_TASK TO CARRY OUT:_
Without the pictures, copy the entries below word for word.
[Begin DATA EXTRACT]
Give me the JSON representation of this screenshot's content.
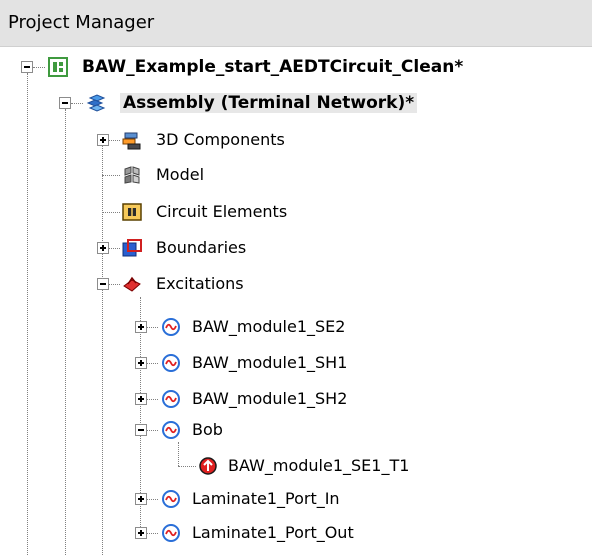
{
  "panel": {
    "title": "Project Manager"
  },
  "tree": {
    "project": {
      "label": "BAW_Example_start_AEDTCircuit_Clean*"
    },
    "assembly": {
      "label": "Assembly (Terminal Network)*"
    },
    "items": {
      "components_3d": "3D Components",
      "model": "Model",
      "circuit_elements": "Circuit Elements",
      "boundaries": "Boundaries",
      "excitations": "Excitations"
    },
    "excitations": [
      {
        "label": "BAW_module1_SE2"
      },
      {
        "label": "BAW_module1_SH1"
      },
      {
        "label": "BAW_module1_SH2"
      },
      {
        "label": "Bob"
      },
      {
        "label": "BAW_module1_SE1_T1"
      },
      {
        "label": "Laminate1_Port_In"
      },
      {
        "label": "Laminate1_Port_Out"
      }
    ]
  },
  "colors": {
    "header_bg": "#e3e3e3",
    "selected_bg": "#e7e7e7",
    "excitation_icon": "#2a6fd8",
    "excitation_wave": "#e02020"
  }
}
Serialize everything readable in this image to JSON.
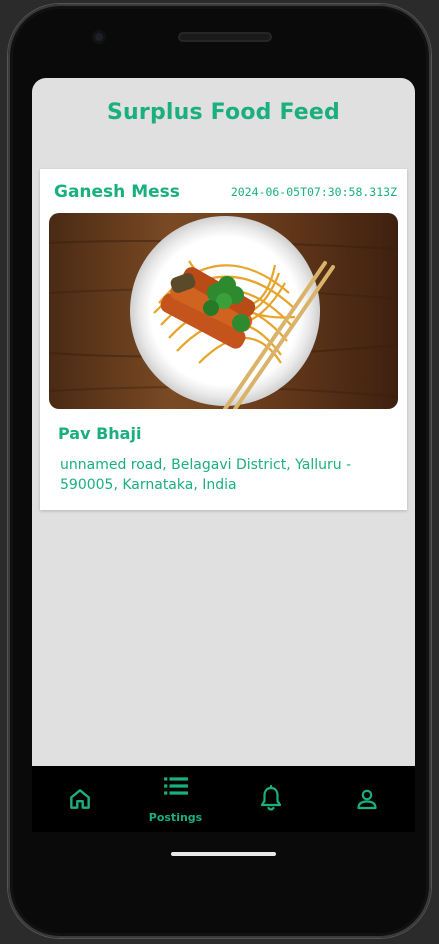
{
  "header": {
    "title": "Surplus Food Feed"
  },
  "feed": {
    "items": [
      {
        "provider": "Ganesh Mess",
        "timestamp": "2024-06-05T07:30:58.313Z",
        "food_name": "Pav Bhaji",
        "address": "unnamed road, Belagavi District, Yalluru - 590005, Karnataka, India"
      }
    ]
  },
  "bottom_nav": {
    "items": [
      {
        "icon": "home-icon",
        "label": ""
      },
      {
        "icon": "list-icon",
        "label": "Postings"
      },
      {
        "icon": "bell-icon",
        "label": ""
      },
      {
        "icon": "person-icon",
        "label": ""
      }
    ]
  },
  "colors": {
    "accent": "#1aaf7f",
    "screen_bg": "#e0e0e0",
    "card_bg": "#ffffff",
    "nav_bg": "#000000"
  }
}
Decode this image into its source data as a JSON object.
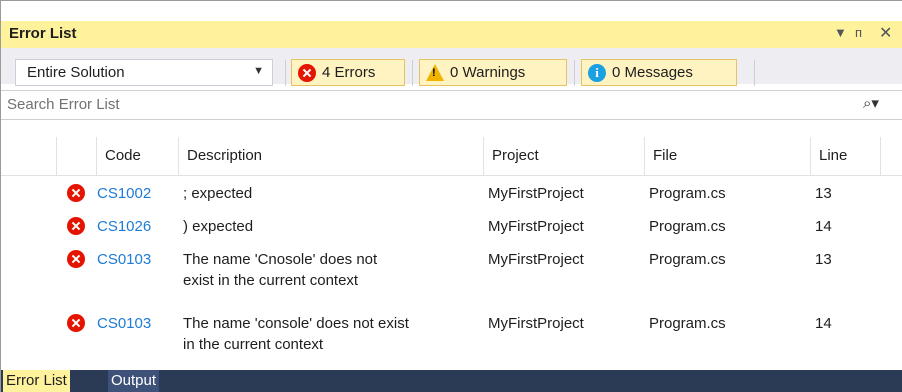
{
  "panel": {
    "title": "Error List"
  },
  "toolbar": {
    "scope": "Entire Solution",
    "errors": "4 Errors",
    "warnings": "0 Warnings",
    "messages": "0 Messages"
  },
  "search": {
    "placeholder": "Search Error List"
  },
  "columns": {
    "code": "Code",
    "description": "Description",
    "project": "Project",
    "file": "File",
    "line": "Line"
  },
  "rows": [
    {
      "code": "CS1002",
      "desc1": "; expected",
      "desc2": "",
      "project": "MyFirstProject",
      "file": "Program.cs",
      "line": "13"
    },
    {
      "code": "CS1026",
      "desc1": ") expected",
      "desc2": "",
      "project": "MyFirstProject",
      "file": "Program.cs",
      "line": "14"
    },
    {
      "code": "CS0103",
      "desc1": "The name 'Cnosole' does not",
      "desc2": "exist in the current context",
      "project": "MyFirstProject",
      "file": "Program.cs",
      "line": "13"
    },
    {
      "code": "CS0103",
      "desc1": "The name 'console' does not exist",
      "desc2": "in the current context",
      "project": "MyFirstProject",
      "file": "Program.cs",
      "line": "14"
    }
  ],
  "tabs": [
    "Error List",
    "Output"
  ],
  "icons": {
    "error": "error-icon",
    "warning": "warning-icon",
    "info": "info-icon",
    "search": "search-icon"
  },
  "colors": {
    "accent": "#fff29d",
    "error": "#e51400",
    "link": "#1e7bd5",
    "tabbar": "#2b3b56"
  }
}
[End DATA EXTRACT]
_EXPECTED ANSWER:_
Give me the JSON representation of this screenshot's content.
{
  "panel": {
    "title": "Project Manager"
  },
  "tree": {
    "project": {
      "label": "BAW_Example_start_AEDTCircuit_Clean*"
    },
    "assembly": {
      "label": "Assembly (Terminal Network)*"
    },
    "items": {
      "components_3d": "3D Components",
      "model": "Model",
      "circuit_elements": "Circuit Elements",
      "boundaries": "Boundaries",
      "excitations": "Excitations"
    },
    "excitations": [
      {
        "label": "BAW_module1_SE2"
      },
      {
        "label": "BAW_module1_SH1"
      },
      {
        "label": "BAW_module1_SH2"
      },
      {
        "label": "Bob"
      },
      {
        "label": "BAW_module1_SE1_T1"
      },
      {
        "label": "Laminate1_Port_In"
      },
      {
        "label": "Laminate1_Port_Out"
      }
    ]
  },
  "colors": {
    "header_bg": "#e3e3e3",
    "selected_bg": "#e7e7e7",
    "excitation_icon": "#2a6fd8",
    "excitation_wave": "#e02020"
  }
}
Serialize everything readable in this image to JSON.
{
  "header": {
    "title": "Surplus Food Feed"
  },
  "feed": {
    "items": [
      {
        "provider": "Ganesh Mess",
        "timestamp": "2024-06-05T07:30:58.313Z",
        "food_name": "Pav Bhaji",
        "address": "unnamed road, Belagavi District, Yalluru - 590005, Karnataka, India"
      }
    ]
  },
  "bottom_nav": {
    "items": [
      {
        "icon": "home-icon",
        "label": ""
      },
      {
        "icon": "list-icon",
        "label": "Postings"
      },
      {
        "icon": "bell-icon",
        "label": ""
      },
      {
        "icon": "person-icon",
        "label": ""
      }
    ]
  },
  "colors": {
    "accent": "#1aaf7f",
    "screen_bg": "#e0e0e0",
    "card_bg": "#ffffff",
    "nav_bg": "#000000"
  }
}
Decode this image into its source data as a JSON object.
{
  "panel": {
    "title": "Error List"
  },
  "toolbar": {
    "scope": "Entire Solution",
    "errors": "4 Errors",
    "warnings": "0 Warnings",
    "messages": "0 Messages"
  },
  "search": {
    "placeholder": "Search Error List"
  },
  "columns": {
    "code": "Code",
    "description": "Description",
    "project": "Project",
    "file": "File",
    "line": "Line"
  },
  "rows": [
    {
      "code": "CS1002",
      "desc1": "; expected",
      "desc2": "",
      "project": "MyFirstProject",
      "file": "Program.cs",
      "line": "13"
    },
    {
      "code": "CS1026",
      "desc1": ") expected",
      "desc2": "",
      "project": "MyFirstProject",
      "file": "Program.cs",
      "line": "14"
    },
    {
      "code": "CS0103",
      "desc1": "The name 'Cnosole' does not",
      "desc2": "exist in the current context",
      "project": "MyFirstProject",
      "file": "Program.cs",
      "line": "13"
    },
    {
      "code": "CS0103",
      "desc1": "The name 'console' does not exist",
      "desc2": "in the current context",
      "project": "MyFirstProject",
      "file": "Program.cs",
      "line": "14"
    }
  ],
  "tabs": [
    "Error List",
    "Output"
  ],
  "icons": {
    "error": "error-icon",
    "warning": "warning-icon",
    "info": "info-icon",
    "search": "search-icon"
  },
  "colors": {
    "accent": "#fff29d",
    "error": "#e51400",
    "link": "#1e7bd5",
    "tabbar": "#2b3b56"
  }
}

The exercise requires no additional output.